Fragmento del texto:
━━━━━━

Caminar Punto de Vista

Sueño y verdad

Él pone el dedo en la llaga, sin amor no hay salvación, porque no puede amarse a Dios si no se ama al prójimo. Y viceversa; es el amor el ámbito en que alma, instinto y albedrío, realidad y sueño se unen.
José Nelson Durón V.
Columnista
Sueño americano, sinónimo de norte; ¿tiene acaso el sueño orientación? Podría estar en el sur, por aquí cerca o en la misma casa. Soñar es construir castillos y pretender alcanzar una estrella; es vivir el futuro con esperanza y el alma en ansiosas ascuas, anticipando gozos, paz inconmovible y despertares asombrosos. ¿No es acaso la verdad un sueño? Y el sueño, ¿una apetecida verdad? Es un hecho que no puede ser falso el sueño, si acaso lejano o imposible, pero aparentemente real, aunque poblado de azares y luchas: “Que tanto gusto había en quejarse, un filósofo decía, que, a trueco de quejarse, había las desdichas de buscarse… Mas ¿qué haremos, señora, a pie, solos, perdidos y a esta hora en un desierto monte, cuando se parte el sol a otro horizonte?” (Segismundo, quejándose) … “¿y teniendo yo más alma, tengo menos libertad?; ¿y yo, con mejor instinto, tengo menos libertad?; ¿y yo, con más albedrío, tengo menos libertad? … Ya os conozco, ya os conozco, … para mí no hay fingimientos; desengañado ya, sé bien que la vida es sueño.” (La vida es sueño, Pedro Calderón de la Barca).

━━━━━━

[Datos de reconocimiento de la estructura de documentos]
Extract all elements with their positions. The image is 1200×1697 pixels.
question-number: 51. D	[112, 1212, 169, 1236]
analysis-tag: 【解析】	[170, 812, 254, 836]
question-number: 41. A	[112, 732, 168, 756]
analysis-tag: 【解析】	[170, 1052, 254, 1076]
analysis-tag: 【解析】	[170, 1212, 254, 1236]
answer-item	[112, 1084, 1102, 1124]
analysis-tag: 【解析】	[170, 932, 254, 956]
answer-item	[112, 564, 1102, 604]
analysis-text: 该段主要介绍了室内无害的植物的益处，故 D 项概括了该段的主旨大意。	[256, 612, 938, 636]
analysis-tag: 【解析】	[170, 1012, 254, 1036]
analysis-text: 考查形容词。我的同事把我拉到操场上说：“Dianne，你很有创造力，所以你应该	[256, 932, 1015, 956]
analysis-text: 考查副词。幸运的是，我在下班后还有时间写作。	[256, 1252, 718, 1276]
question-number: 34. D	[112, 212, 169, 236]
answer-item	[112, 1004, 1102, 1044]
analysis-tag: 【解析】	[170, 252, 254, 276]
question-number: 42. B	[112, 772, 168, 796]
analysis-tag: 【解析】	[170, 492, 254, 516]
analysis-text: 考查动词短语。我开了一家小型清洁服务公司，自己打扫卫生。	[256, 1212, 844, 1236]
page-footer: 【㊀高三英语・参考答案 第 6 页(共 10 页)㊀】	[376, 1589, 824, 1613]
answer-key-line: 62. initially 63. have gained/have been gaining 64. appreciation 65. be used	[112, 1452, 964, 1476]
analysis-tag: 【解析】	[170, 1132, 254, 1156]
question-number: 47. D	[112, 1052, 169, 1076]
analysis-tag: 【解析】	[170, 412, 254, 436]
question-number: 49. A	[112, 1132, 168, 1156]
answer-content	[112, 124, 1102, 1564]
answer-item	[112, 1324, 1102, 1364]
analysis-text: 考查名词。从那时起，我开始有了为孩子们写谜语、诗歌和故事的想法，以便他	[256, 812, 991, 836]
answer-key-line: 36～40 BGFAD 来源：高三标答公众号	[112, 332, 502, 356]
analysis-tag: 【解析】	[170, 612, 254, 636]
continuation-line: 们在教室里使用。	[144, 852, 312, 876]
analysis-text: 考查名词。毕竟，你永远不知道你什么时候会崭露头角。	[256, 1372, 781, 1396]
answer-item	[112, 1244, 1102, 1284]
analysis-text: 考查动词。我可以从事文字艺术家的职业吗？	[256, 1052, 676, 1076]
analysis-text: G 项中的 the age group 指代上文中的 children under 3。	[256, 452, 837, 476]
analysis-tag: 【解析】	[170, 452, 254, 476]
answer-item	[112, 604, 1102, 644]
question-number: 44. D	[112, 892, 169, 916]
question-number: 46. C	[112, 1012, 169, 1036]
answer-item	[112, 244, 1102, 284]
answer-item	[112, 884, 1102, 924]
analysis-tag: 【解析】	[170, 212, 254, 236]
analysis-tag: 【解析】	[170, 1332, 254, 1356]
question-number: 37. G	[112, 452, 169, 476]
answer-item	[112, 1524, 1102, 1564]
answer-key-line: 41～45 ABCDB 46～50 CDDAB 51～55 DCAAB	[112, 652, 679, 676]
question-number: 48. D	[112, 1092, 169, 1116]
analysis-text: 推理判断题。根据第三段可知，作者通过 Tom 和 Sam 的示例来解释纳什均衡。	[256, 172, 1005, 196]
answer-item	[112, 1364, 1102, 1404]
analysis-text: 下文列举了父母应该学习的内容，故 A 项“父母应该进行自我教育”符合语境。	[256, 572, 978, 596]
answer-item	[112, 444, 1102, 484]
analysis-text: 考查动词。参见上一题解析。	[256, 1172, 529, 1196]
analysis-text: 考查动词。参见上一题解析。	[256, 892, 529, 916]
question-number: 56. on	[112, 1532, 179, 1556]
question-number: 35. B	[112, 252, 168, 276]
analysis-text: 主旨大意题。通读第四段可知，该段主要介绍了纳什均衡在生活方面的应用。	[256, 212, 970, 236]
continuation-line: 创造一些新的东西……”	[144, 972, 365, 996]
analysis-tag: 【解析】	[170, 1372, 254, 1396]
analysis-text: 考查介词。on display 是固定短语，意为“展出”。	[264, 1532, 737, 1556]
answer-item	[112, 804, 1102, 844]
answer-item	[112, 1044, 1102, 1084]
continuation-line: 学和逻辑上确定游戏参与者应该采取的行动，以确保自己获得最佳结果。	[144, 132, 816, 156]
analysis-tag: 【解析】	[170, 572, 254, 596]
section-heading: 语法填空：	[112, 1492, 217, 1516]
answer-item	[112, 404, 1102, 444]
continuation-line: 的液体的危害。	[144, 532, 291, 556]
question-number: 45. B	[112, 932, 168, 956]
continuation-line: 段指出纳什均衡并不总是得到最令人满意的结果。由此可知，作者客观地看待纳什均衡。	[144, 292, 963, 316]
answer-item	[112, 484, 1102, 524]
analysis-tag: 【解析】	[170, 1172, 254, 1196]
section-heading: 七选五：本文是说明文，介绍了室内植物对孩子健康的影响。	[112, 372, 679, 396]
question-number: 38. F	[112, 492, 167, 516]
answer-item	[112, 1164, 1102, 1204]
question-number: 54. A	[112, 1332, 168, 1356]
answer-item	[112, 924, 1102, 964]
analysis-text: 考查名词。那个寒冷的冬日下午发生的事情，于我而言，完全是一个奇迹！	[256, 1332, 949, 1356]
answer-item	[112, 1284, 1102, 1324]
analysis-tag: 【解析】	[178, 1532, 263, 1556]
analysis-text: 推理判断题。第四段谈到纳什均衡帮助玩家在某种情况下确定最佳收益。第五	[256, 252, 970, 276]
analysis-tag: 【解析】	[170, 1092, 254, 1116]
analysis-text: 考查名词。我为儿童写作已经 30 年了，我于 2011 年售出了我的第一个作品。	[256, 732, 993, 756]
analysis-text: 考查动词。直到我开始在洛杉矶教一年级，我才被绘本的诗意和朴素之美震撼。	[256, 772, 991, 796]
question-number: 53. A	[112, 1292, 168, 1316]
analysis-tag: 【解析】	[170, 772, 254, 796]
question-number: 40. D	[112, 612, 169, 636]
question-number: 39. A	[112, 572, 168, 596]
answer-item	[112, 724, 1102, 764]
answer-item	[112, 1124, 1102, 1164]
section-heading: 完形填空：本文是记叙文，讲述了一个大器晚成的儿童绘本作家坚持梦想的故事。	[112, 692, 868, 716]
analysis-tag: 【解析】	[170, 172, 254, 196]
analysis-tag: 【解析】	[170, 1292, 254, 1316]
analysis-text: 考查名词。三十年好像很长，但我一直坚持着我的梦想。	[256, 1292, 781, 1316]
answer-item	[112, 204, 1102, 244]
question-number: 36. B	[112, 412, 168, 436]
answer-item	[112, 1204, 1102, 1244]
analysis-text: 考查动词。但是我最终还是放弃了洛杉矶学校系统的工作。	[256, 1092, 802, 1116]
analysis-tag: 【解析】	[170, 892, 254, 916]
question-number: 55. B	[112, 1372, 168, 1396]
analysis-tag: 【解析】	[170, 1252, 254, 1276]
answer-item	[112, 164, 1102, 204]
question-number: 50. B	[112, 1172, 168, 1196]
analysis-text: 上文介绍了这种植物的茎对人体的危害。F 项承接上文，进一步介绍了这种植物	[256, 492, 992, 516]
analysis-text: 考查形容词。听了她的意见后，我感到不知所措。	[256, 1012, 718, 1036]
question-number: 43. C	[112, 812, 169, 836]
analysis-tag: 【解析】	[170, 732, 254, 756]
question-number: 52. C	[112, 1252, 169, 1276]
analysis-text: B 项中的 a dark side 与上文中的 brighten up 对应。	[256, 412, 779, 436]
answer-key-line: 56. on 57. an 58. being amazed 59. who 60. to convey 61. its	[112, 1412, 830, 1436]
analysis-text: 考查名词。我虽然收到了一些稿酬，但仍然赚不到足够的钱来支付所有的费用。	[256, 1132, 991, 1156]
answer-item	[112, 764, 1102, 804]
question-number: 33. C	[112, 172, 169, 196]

━━━━━━

Actividad: Continúe la columna sobre el sueño y la verdad a partir de su última oración. Las entradas no desempeñan ningún papel en lo que aquí se pide.

Espacio de respuesta:
En la lectura del Evangelio de hoy el escriba no está haciendo una pregunta capciosa; hace una pregunta honesta: “¿Cuál es el primero de todos los mandamientos?” Había 613 mandamientos en el Antiguo Testamento y él quería saber “cuál era el primero”, el mayor. Inmediatamente Jesús responde con El Deuteronomio 6: 2-6, que es nuestra primera lectura de hoy: “Amarás al Señor con todo tu corazón, con toda tu alma, con todo tu ser, con todas tus fuerzas” y añade un segundo Mandamiento: “Amarás a tu prójimo como a ti mismo” (Mc 12,11). Él pone el dedo en la llaga, sin amor no hay salvación, porque no puede amarse a Dios si no se ama al prójimo. Y viceversa; es el amor el ámbito en que alma, instinto y albedrío, realidad y sueño se unen. Mientras no dejemos que el Señor libere nuestras almas de sujeciones e intereses egoístas, no podremos rescatarlas, ni alcanzar el último sueño: el cielo, la tierra prometida, donde mana la leche y la miel.